WHAT IS NEEDED:
Wherever a line holds the word "screenshot", copy that line out.

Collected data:
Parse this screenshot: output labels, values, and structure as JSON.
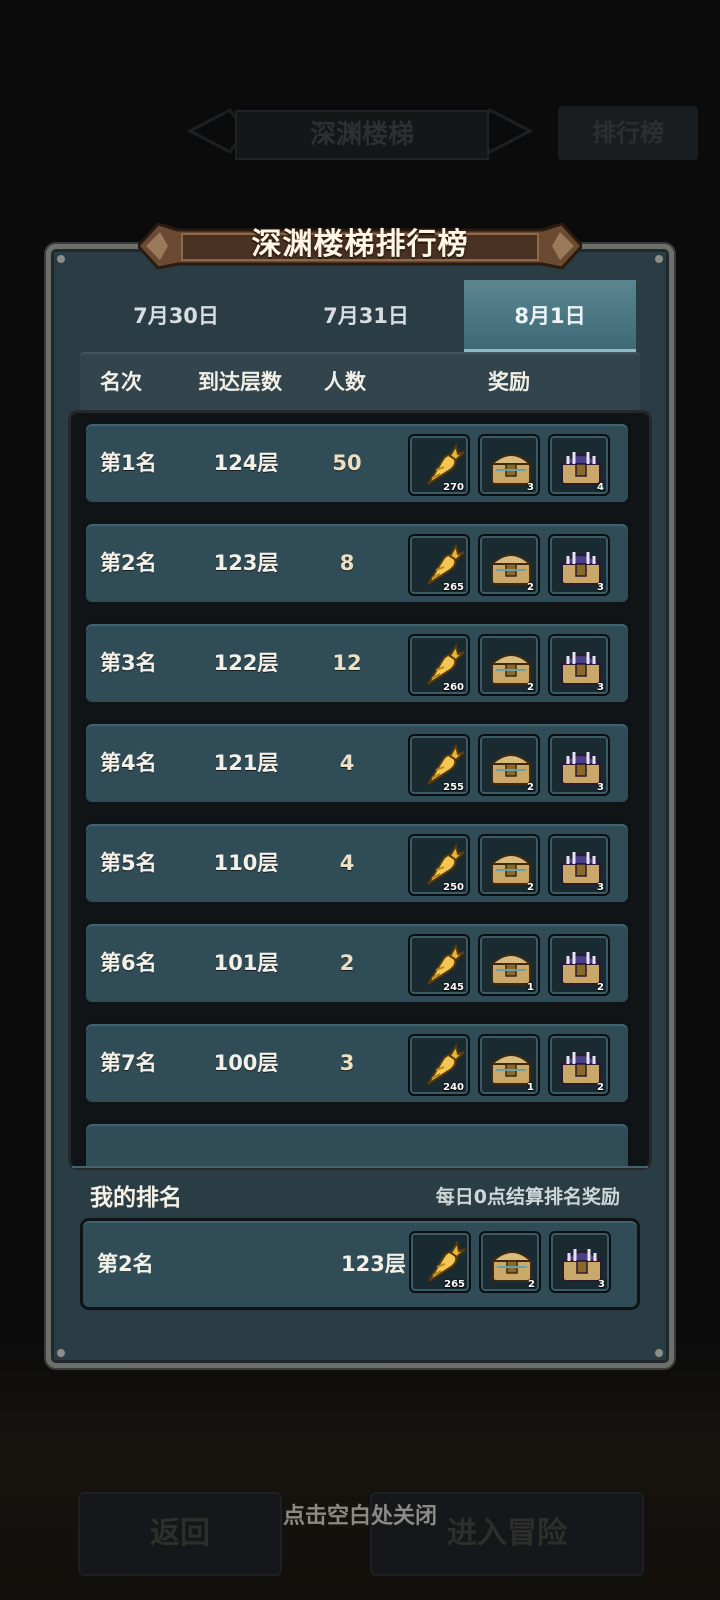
{
  "background": {
    "header_title": "深渊楼梯",
    "rank_button": "排行榜",
    "back_button": "返回",
    "enter_button": "进入冒险",
    "close_hint": "点击空白处关闭"
  },
  "dialog": {
    "title": "深渊楼梯排行榜",
    "tabs": [
      {
        "label": "7月30日",
        "active": false
      },
      {
        "label": "7月31日",
        "active": false
      },
      {
        "label": "8月1日",
        "active": true
      }
    ],
    "columns": {
      "rank": "名次",
      "floor": "到达层数",
      "count": "人数",
      "reward": "奖励"
    },
    "rows": [
      {
        "rank": "第1名",
        "floor": "124层",
        "count": "50",
        "rewards": [
          "270",
          "3",
          "4"
        ]
      },
      {
        "rank": "第2名",
        "floor": "123层",
        "count": "8",
        "rewards": [
          "265",
          "2",
          "3"
        ]
      },
      {
        "rank": "第3名",
        "floor": "122层",
        "count": "12",
        "rewards": [
          "260",
          "2",
          "3"
        ]
      },
      {
        "rank": "第4名",
        "floor": "121层",
        "count": "4",
        "rewards": [
          "255",
          "2",
          "3"
        ]
      },
      {
        "rank": "第5名",
        "floor": "110层",
        "count": "4",
        "rewards": [
          "250",
          "2",
          "3"
        ]
      },
      {
        "rank": "第6名",
        "floor": "101层",
        "count": "2",
        "rewards": [
          "245",
          "1",
          "2"
        ]
      },
      {
        "rank": "第7名",
        "floor": "100层",
        "count": "3",
        "rewards": [
          "240",
          "1",
          "2"
        ]
      }
    ],
    "reward_icons": [
      "golden-carrot-icon",
      "gold-chest-icon",
      "purple-chest-icon"
    ],
    "my_rank": {
      "title": "我的排名",
      "note": "每日0点结算排名奖励",
      "rank": "第2名",
      "floor": "123层",
      "rewards": [
        "265",
        "2",
        "3"
      ]
    }
  },
  "colors": {
    "panel": "#2a3d45",
    "row": "#2f4c57",
    "active_tab": "#4e7985",
    "banner": "#5a3c2a"
  }
}
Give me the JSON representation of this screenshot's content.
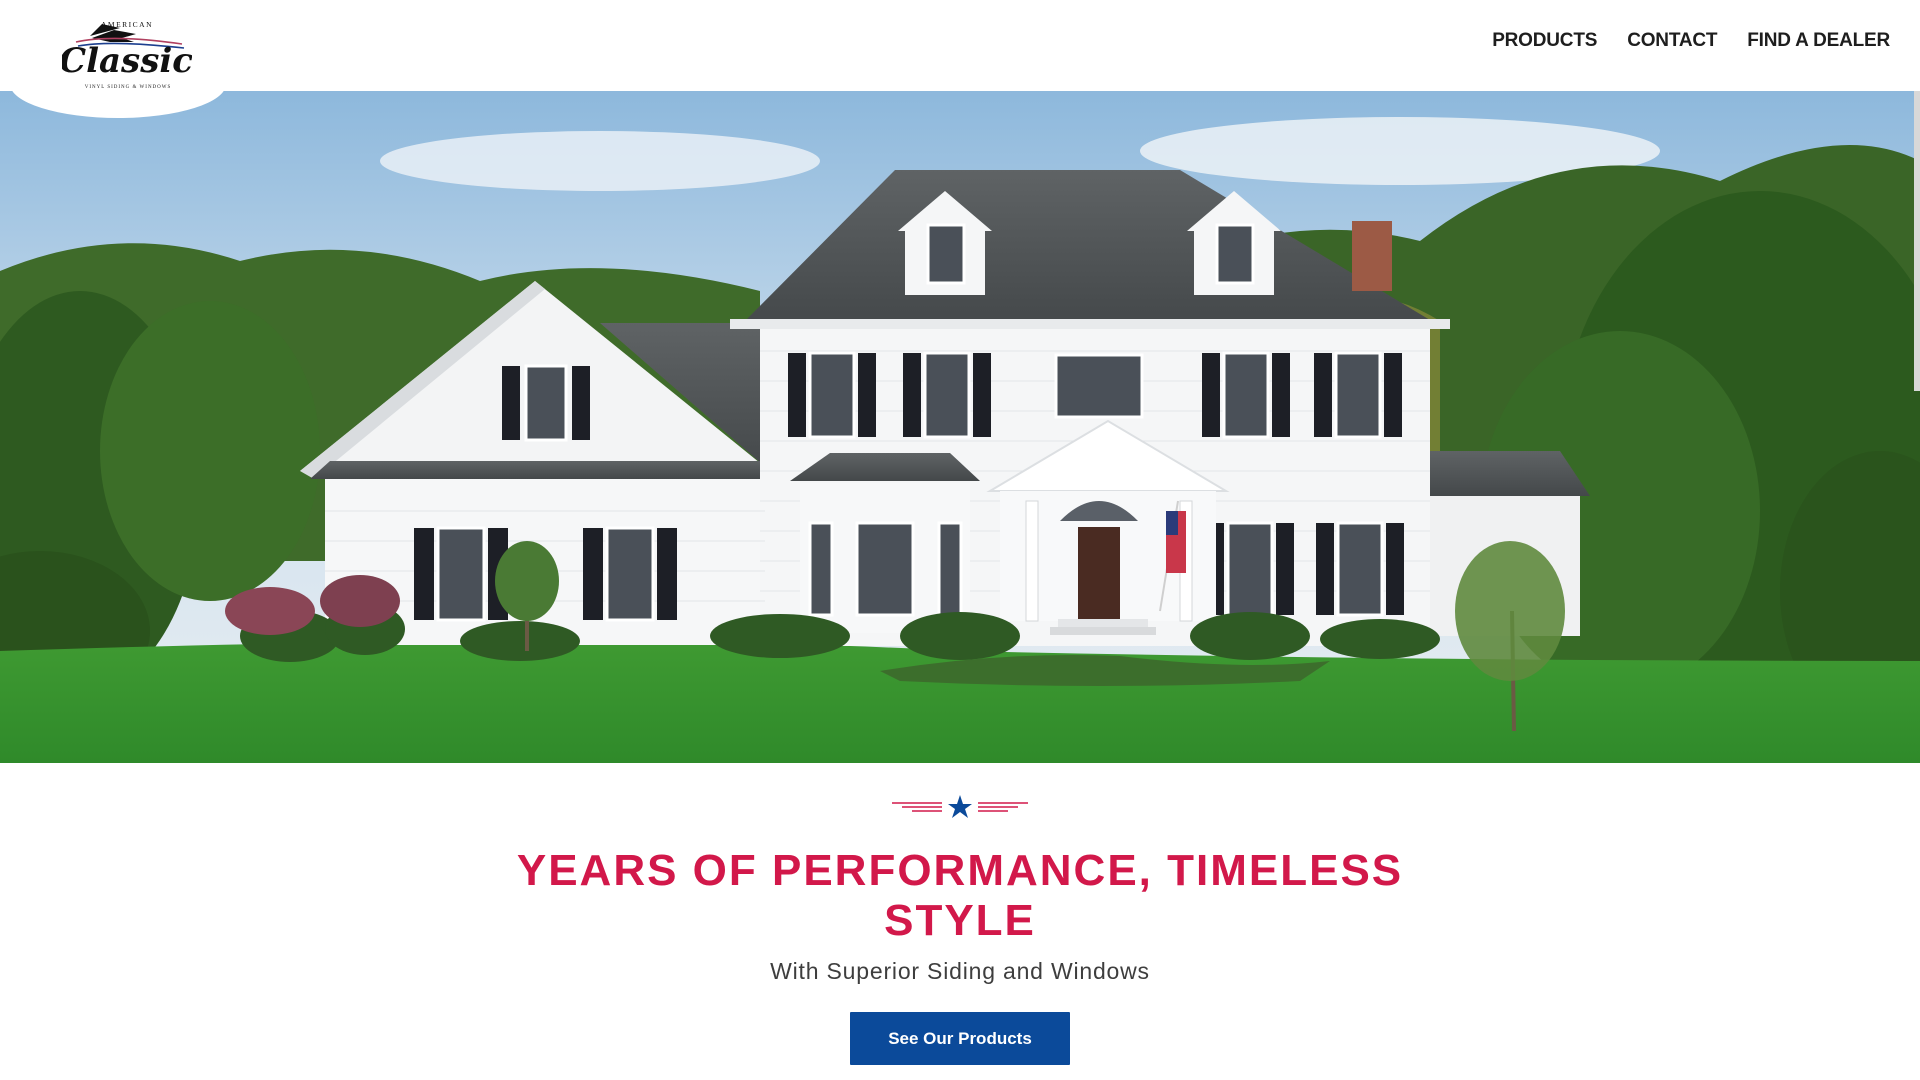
{
  "brand": {
    "logo_top": "AMERICAN",
    "logo_main": "Classic",
    "logo_tagline": "VINYL SIDING & WINDOWS"
  },
  "nav": {
    "items": [
      {
        "label": "PRODUCTS"
      },
      {
        "label": "CONTACT"
      },
      {
        "label": "FIND A DEALER"
      }
    ]
  },
  "hero": {
    "headline": "YEARS OF PERFORMANCE, TIMELESS STYLE",
    "subheadline": "With Superior Siding and Windows",
    "cta_label": "See Our Products"
  },
  "icons": {
    "divider": "star-divider-icon",
    "logo_bird": "eagle-icon"
  },
  "colors": {
    "accent_red": "#d2184a",
    "button_blue": "#0b4a9a",
    "nav_text": "#1e1e1e",
    "body_text": "#3e3e3e"
  }
}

RESPONSE TO THIS TASK:
Parse this screenshot: output labels, values, and structure as JSON.
Give me the JSON representation of this screenshot's content.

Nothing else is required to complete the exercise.